TEXT SHOWN:

= = =

Friday, December 21st, 2007

I’ve just been reading the two interviews that Iain Dale has just flagged up about his new Politico magazine. It’s an interesting business model - effectively The House Magazine with bite.

The House Magazine has to be one of the most interminable publications going. Ostensibly a way of hoovering up lobby cash in the form of advertising they rarely bother to make their content interesting at all. I was particularly outraged earlier this year at work to get a phonecall from one of its sister publications offering to “sell” us space for an article on one of our campaigns which they had got a government minister to write an article criticising. They were effectively blackmailing a small NGO and if we didn’t happen to be both better at communicating with MPs directly than them and keenly aware of that fact, we might have fallen for it (we won the campaign).

I don’t know any MPs who admit to avidly reading the House beyond the merest of occasional flickings through - God knows they shouldn’t have the time. But a slimmer, easier read might be more of a likely prospect.

The thing that I’m most keenly aware of with blogging is that although very few people read websites such as this, it tends to be political obsessives who, relatively speaking and with plenty of exceptions, are relatively high up the greasy poll compared with the average punter. It’s one of the reasons I can only laugh when people decide to lecture me about making this website more accessible “to the voter”. I don’t have any obligation to reach out to the voter and it isn’t my job to. Even Iain’s website with its 10x bigger readership is consumed by comparatively few “normal” people. With all due respect to the people out there who do indeed strive to use their blogs as a communications tool with their community (and I’m not saying that’s a wasted exercise as local communities have movers and shakers as much we have at a national level), blogging with an overt focus on trying to appeal to the average voter is doomed to failure.

But talking to the “right” people can be very effective indeed. If that’s Iain’s pitch, I can see him selling a lot of advertising space at the expense of Dod’s. Of course, that’s when the tricky part starts. Iain is very quick to emphasise that the magazine will be cross-party, but what will he be doing to ensure that the advertising tail doesn’t end up wagging the dog? If you don’t have a six-figure lobbying budget you don’t exist as far as Dod’s is concerned. One of the things I’ve liked most about 18DS is that it opened the door to a much wider range of voices. Will The Politico have a similar philosophy?

= = =

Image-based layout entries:

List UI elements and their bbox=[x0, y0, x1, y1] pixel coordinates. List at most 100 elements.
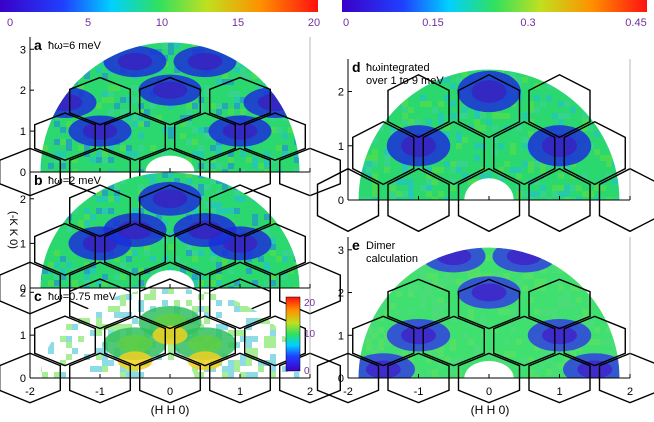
x-tick-label: 1 bbox=[237, 386, 243, 398]
y-tick-label: 1 bbox=[20, 238, 26, 250]
hexagon bbox=[209, 184, 271, 238]
inset-colorbar-tick-label: 10 bbox=[304, 329, 316, 340]
left-colorbar-tick-label: 0 bbox=[7, 17, 13, 29]
hexagon bbox=[422, 315, 485, 367]
x-tick-label: 2 bbox=[627, 386, 633, 398]
right-colorbar bbox=[342, 0, 647, 12]
panel-label-line2: calculation bbox=[366, 253, 418, 265]
y-tick-label: 2 bbox=[338, 288, 344, 300]
hexagon bbox=[563, 315, 626, 367]
hexagon bbox=[422, 120, 485, 186]
inset-colorbar-tick-label: 0 bbox=[304, 366, 310, 377]
left-colorbar-tick-label: 10 bbox=[156, 17, 168, 29]
hexagon bbox=[139, 278, 201, 330]
hexagon bbox=[34, 315, 96, 367]
x-tick-label: -1 bbox=[414, 386, 424, 398]
y-tick-label: 0 bbox=[338, 373, 344, 385]
hexagon-grid bbox=[316, 73, 654, 233]
hexagon bbox=[139, 352, 201, 404]
hexagon bbox=[493, 120, 556, 186]
hexagon bbox=[387, 278, 450, 330]
hexagon bbox=[457, 278, 521, 330]
left-colorbar bbox=[0, 0, 318, 12]
panel-letter: d bbox=[352, 59, 361, 75]
hexagon bbox=[209, 352, 271, 404]
hexagon bbox=[174, 315, 236, 367]
hexagon bbox=[139, 184, 201, 238]
hexagon bbox=[104, 112, 166, 161]
hexagon bbox=[457, 352, 521, 404]
right-colorbar-tick-label: 0.45 bbox=[625, 17, 646, 29]
left-colorbar-tick-label: 5 bbox=[85, 17, 91, 29]
y-tick-label: 2 bbox=[20, 85, 26, 97]
y-tick-label: 2 bbox=[20, 287, 26, 299]
y-tick-label: 3 bbox=[338, 245, 344, 257]
panel-a: 0 1 2 3 a ħω=6 meV bbox=[0, 37, 341, 197]
hexagon bbox=[69, 184, 131, 238]
left-colorbar-tick-label: 15 bbox=[232, 17, 244, 29]
y-tick-label: 2 bbox=[338, 87, 344, 99]
left-colorbar-ticks: 0 5 10 15 20 bbox=[7, 17, 320, 29]
panel-letter: a bbox=[34, 37, 42, 53]
x-tick-label: 1 bbox=[556, 386, 562, 398]
y-tick-label: 2 bbox=[20, 194, 26, 206]
hexagon bbox=[104, 222, 166, 276]
hexagon bbox=[69, 76, 131, 126]
hexagon bbox=[563, 120, 626, 186]
hexagon bbox=[139, 76, 201, 126]
xlabel-left: (H H 0) bbox=[151, 403, 190, 417]
hexagon bbox=[69, 352, 131, 404]
panel-letter: e bbox=[352, 237, 360, 253]
y-tick-label: 0 bbox=[20, 373, 26, 385]
hexagon bbox=[209, 76, 271, 126]
x-tick-label: 0 bbox=[486, 386, 492, 398]
hexagon bbox=[209, 278, 271, 330]
hexagon bbox=[244, 222, 306, 276]
hexagon bbox=[528, 278, 591, 330]
y-tick-label: 1 bbox=[338, 141, 344, 153]
panel-label-line1: Dimer bbox=[366, 240, 396, 252]
inset-colorbar-tick-label: 20 bbox=[304, 298, 316, 309]
hexagon-grid bbox=[0, 278, 341, 404]
panel-label: ħω=6 meV bbox=[48, 40, 102, 52]
ylabel-left: (-K K 0) bbox=[7, 211, 19, 249]
inset-colorbar bbox=[285, 296, 301, 372]
y-tick-label: 3 bbox=[20, 44, 26, 56]
y-tick-label: 0 bbox=[338, 195, 344, 207]
hexagon bbox=[352, 120, 415, 186]
hexagon bbox=[457, 73, 521, 139]
panel-label: ħω=2 meV bbox=[48, 175, 102, 187]
xlabel-right: (H H 0) bbox=[471, 403, 510, 417]
left-colorbar-tick-label: 20 bbox=[308, 17, 320, 29]
hexagon bbox=[457, 167, 521, 233]
right-colorbar-tick-label: 0.3 bbox=[520, 17, 535, 29]
hexagon bbox=[244, 315, 306, 367]
hexagon bbox=[34, 222, 96, 276]
y-tick-label: 0 bbox=[20, 283, 26, 295]
x-tick-label: -1 bbox=[95, 386, 105, 398]
hexagon bbox=[387, 167, 450, 233]
hexagon bbox=[174, 222, 236, 276]
y-tick-label: 1 bbox=[20, 126, 26, 138]
y-tick-label: 1 bbox=[338, 330, 344, 342]
hexagon bbox=[528, 73, 591, 139]
x-tick-label: -2 bbox=[25, 386, 35, 398]
panel-label-line1: ħωintegrated bbox=[366, 62, 430, 74]
hexagon bbox=[528, 167, 591, 233]
right-colorbar-ticks: 0 0.15 0.3 0.45 bbox=[343, 17, 647, 29]
y-tick-label: 0 bbox=[20, 167, 26, 179]
hexagon bbox=[104, 315, 166, 367]
panel-label-line2: over 1 to 9 meV bbox=[366, 75, 444, 87]
right-colorbar-tick-label: 0.15 bbox=[422, 17, 443, 29]
x-tick-label: 2 bbox=[307, 386, 313, 398]
hexagon bbox=[174, 112, 236, 161]
hexagon bbox=[34, 112, 96, 161]
hexagon bbox=[69, 278, 131, 330]
hexagon bbox=[387, 352, 450, 404]
x-tick-label: -2 bbox=[343, 386, 353, 398]
panel-label: ħω=0.75 meV bbox=[48, 291, 117, 303]
hexagon bbox=[493, 315, 556, 367]
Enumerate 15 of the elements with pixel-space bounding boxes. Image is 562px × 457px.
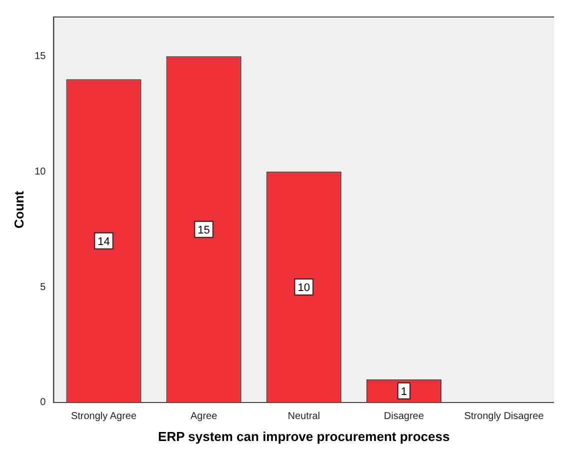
- x-tick-label: Disagree: [384, 411, 424, 422]
- y-axis-title: Count: [11, 190, 26, 228]
- y-tick-label: 5: [40, 282, 46, 293]
- data-label: 14: [98, 236, 110, 248]
- data-label: 10: [298, 282, 310, 294]
- x-tick-label: Neutral: [288, 411, 320, 422]
- x-axis-title: ERP system can improve procurement process: [158, 428, 450, 444]
- data-label: 1: [400, 386, 407, 398]
- x-tick-label: Strongly Agree: [70, 411, 137, 422]
- y-tick-label: 15: [34, 50, 46, 62]
- x-tick-label: Strongly Disagree: [464, 411, 544, 422]
- y-tick-label: 10: [34, 166, 46, 178]
- x-tick-label: Agree: [190, 411, 218, 422]
- data-label: 15: [198, 224, 210, 236]
- y-tick-label: 0: [40, 397, 46, 408]
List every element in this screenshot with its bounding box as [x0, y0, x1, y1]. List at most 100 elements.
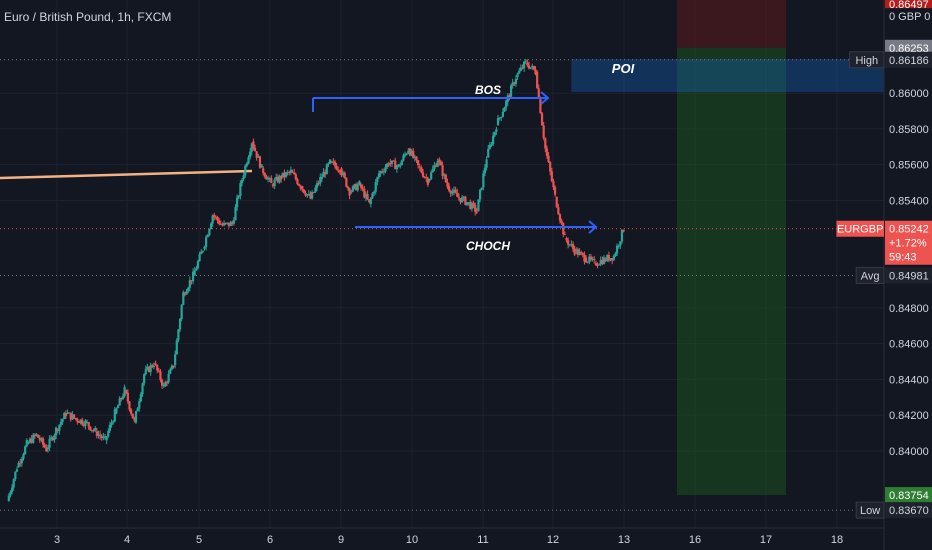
x-tick-label: 12 [547, 534, 559, 546]
poi-zone[interactable] [571, 59, 885, 92]
candle-body [343, 172, 346, 178]
candle-body [531, 65, 534, 68]
candle-body [337, 169, 340, 171]
candle-body [469, 202, 472, 209]
candle-body [120, 398, 123, 400]
candle-body [467, 202, 470, 204]
candle-body [69, 412, 72, 420]
candle-body [361, 187, 364, 189]
candle-body [10, 487, 14, 492]
stop-loss-zone[interactable] [677, 0, 786, 48]
candle-body [151, 365, 154, 367]
candle-body [257, 156, 260, 158]
candle-body [342, 172, 345, 176]
candle-body [302, 189, 306, 193]
price-tag-box [855, 266, 885, 284]
candle-body [283, 172, 286, 177]
candle-body [567, 240, 570, 245]
candle-body [415, 156, 418, 161]
candle-body [562, 223, 565, 235]
candle-body [178, 318, 182, 330]
candle-body [41, 438, 45, 445]
candle-body [527, 65, 531, 69]
candle-body [348, 188, 351, 196]
candle-body [474, 204, 477, 212]
candle-body [340, 168, 343, 176]
candle-body [462, 196, 465, 198]
candle-body [537, 88, 540, 98]
price-label: 0.86497 [889, 0, 929, 11]
candle-body [420, 167, 423, 173]
candle-body [165, 382, 169, 384]
candle-body [125, 390, 128, 393]
candle-body [430, 172, 433, 180]
candle-body [573, 248, 576, 255]
candle-body [501, 111, 505, 117]
candle-body [542, 125, 545, 139]
candle-body [299, 185, 302, 189]
candle-body [175, 340, 178, 355]
candle-body [311, 192, 314, 199]
price-label: 0.83670 [889, 505, 929, 517]
candle-body [12, 479, 15, 488]
candle-body [392, 160, 395, 162]
candle-body [439, 161, 443, 166]
candle-body [263, 173, 266, 177]
candle-body [545, 148, 549, 156]
candle-body [421, 172, 425, 177]
candle-body [113, 409, 116, 422]
candle-body [461, 197, 464, 203]
x-tick-label: 17 [760, 534, 772, 546]
candle-body [280, 175, 283, 180]
candle-body [386, 163, 389, 168]
candle-body [110, 422, 113, 425]
candle-body [157, 370, 160, 372]
price-label: 0.86186 [889, 55, 929, 67]
candle-body [123, 386, 126, 397]
candle-body [434, 165, 438, 167]
candle-body [260, 164, 263, 168]
candle-body [190, 280, 193, 282]
candle-body [478, 189, 482, 200]
candle-body [384, 167, 387, 172]
candle-body [402, 155, 405, 161]
candle-body [9, 491, 12, 496]
price-label-box [885, 267, 932, 284]
candle-body [521, 67, 524, 69]
x-tick-label: 10 [406, 534, 418, 546]
candle-body [40, 438, 43, 441]
price-tag-box [836, 220, 884, 237]
candle-body [588, 256, 591, 262]
price-label: 0.85242 [889, 224, 929, 236]
candle-body [390, 160, 394, 164]
trendline[interactable] [0, 169, 253, 180]
take-profit-zone[interactable] [677, 47, 786, 496]
candle-body [498, 117, 501, 119]
price-label-box [885, 51, 932, 68]
candle-body [350, 191, 353, 193]
x-tick-label: 16 [689, 534, 701, 546]
candle-body [156, 364, 159, 371]
candle-body [149, 365, 152, 373]
candle-body [371, 193, 374, 199]
candle-body [59, 421, 63, 425]
candle-body [503, 107, 506, 112]
candle-body [281, 172, 284, 178]
candle-body [578, 251, 581, 255]
candle-body [167, 373, 170, 383]
candle-body [423, 176, 426, 178]
candle-body [182, 292, 185, 305]
candle-body [558, 214, 562, 221]
candle-body [602, 257, 606, 264]
candle-body [456, 192, 459, 197]
choch-label: CHOCH [466, 239, 510, 253]
candle-body [108, 424, 112, 431]
candle-body [45, 447, 48, 452]
candle-body [513, 82, 516, 85]
candle-body [159, 371, 162, 381]
y-tick-label: 0.85600 [889, 160, 929, 172]
candle-body [270, 178, 273, 184]
candle-body [441, 165, 444, 176]
candle-body [237, 196, 240, 198]
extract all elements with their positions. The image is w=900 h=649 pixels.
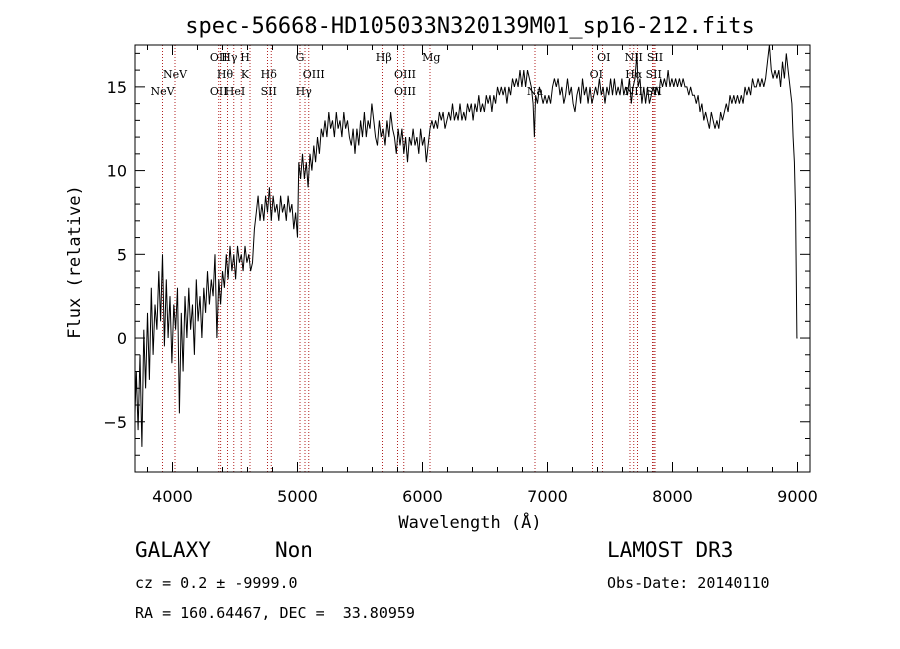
coordinates: RA = 160.64467, DEC = 33.80959 — [135, 604, 415, 622]
redshift-text: cz = 0.2 ± -9999.0 — [135, 574, 298, 592]
x-tick-label-1: 5000 — [277, 487, 318, 506]
y-tick-label-4: 15 — [107, 78, 127, 97]
x-tick-label-2: 6000 — [402, 487, 443, 506]
x-tick-label-5: 9000 — [777, 487, 818, 506]
marker-label-10: SII — [261, 85, 277, 98]
marker-label-14: Hβ — [376, 51, 392, 64]
x-tick-label-0: 4000 — [152, 487, 193, 506]
x-tick-label-4: 8000 — [652, 487, 693, 506]
marker-label-22: Hα — [625, 68, 643, 81]
y-axis-label: Flux (relative) — [65, 185, 85, 339]
y-tick-label-0: −5 — [103, 413, 127, 432]
y-tick-label-2: 5 — [117, 245, 127, 264]
marker-label-3: OII — [210, 85, 228, 98]
marker-label-24: SII — [647, 51, 663, 64]
marker-label-11: G — [296, 51, 305, 64]
spectrum-line — [134, 44, 798, 447]
marker-label-5: Hθ — [217, 68, 234, 81]
plot-frame — [134, 44, 811, 473]
marker-label-8: K — [241, 68, 250, 81]
y-tick-label-3: 10 — [107, 162, 127, 181]
marker-label-21: NII — [625, 51, 643, 64]
marker-label-17: Mg — [422, 51, 440, 64]
chart-title: spec-56668-HD105033N320139M01_sp16-212.f… — [185, 14, 755, 39]
marker-label-2: OII — [210, 51, 228, 64]
survey-name: LAMOST DR3 — [607, 538, 734, 562]
marker-label-19: OI — [597, 51, 610, 64]
marker-label-23: NII — [625, 85, 643, 98]
x-axis-label: Wavelength (Å) — [398, 511, 541, 533]
marker-label-1: NeV — [163, 68, 188, 81]
marker-label-7: H — [240, 51, 250, 64]
marker-label-12: OIII — [303, 68, 325, 81]
marker-label-13: Hγ — [296, 85, 313, 98]
marker-label-4: Hγ — [221, 51, 238, 64]
marker-label-16: OIII — [394, 85, 416, 98]
x-axis-ticks: 4000 5000 6000 7000 8000 9000 — [147, 45, 818, 506]
marker-label-9: Hδ — [261, 68, 278, 81]
obs-date: Obs-Date: 20140110 — [607, 574, 770, 592]
object-subclass: Non — [275, 538, 313, 562]
marker-label-6: HeI — [225, 85, 245, 98]
x-tick-label-3: 7000 — [527, 487, 568, 506]
y-tick-label-1: 0 — [117, 329, 127, 348]
object-class: GALAXY — [135, 538, 211, 562]
marker-label-25: SII — [646, 68, 662, 81]
y-axis-ticks: −5 0 5 10 15 — [103, 52, 810, 473]
marker-label-20: OI — [590, 68, 603, 81]
marker-label-0: NeV — [150, 85, 175, 98]
marker-label-15: OIII — [394, 68, 416, 81]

= = =

REQUEST 1:
Answer these questions about the post on Iain Dale's Politico magazine, which appears above the rows:
(a) Which existing publication does the post compare the new magazine to, "with bite"?
(b) How much bigger does the post say the readership of Iain's website is?
(c) What does the writer say 18DS did that they liked most?
REQUEST 2: Transcribe the post on Iain Dale's Politico magazine from "I’ve just been" to "won the campaign).", keeping every word and mark unchanged.

EXERCISE RESULT 1:
(a) The House Magazine
(b) 10x bigger
(c) It opened the door to a much wider range of voices.

EXERCISE RESULT 2:
I’ve just been reading the two interviews that Iain Dale has just flagged up about his new Politico magazine. It’s an interesting business model - effectively The House Magazine with bite.

The House Magazine has to be one of the most interminable publications going. Ostensibly a way of hoovering up lobby cash in the form of advertising they rarely bother to make their content interesting at all. I was particularly outraged earlier this year at work to get a phonecall from one of its sister publications offering to “sell” us space for an article on one of our campaigns which they had got a government minister to write an article criticising. They were effectively blackmailing a small NGO and if we didn’t happen to be both better at communicating with MPs directly than them and keenly aware of that fact, we might have fallen for it (we won the campaign).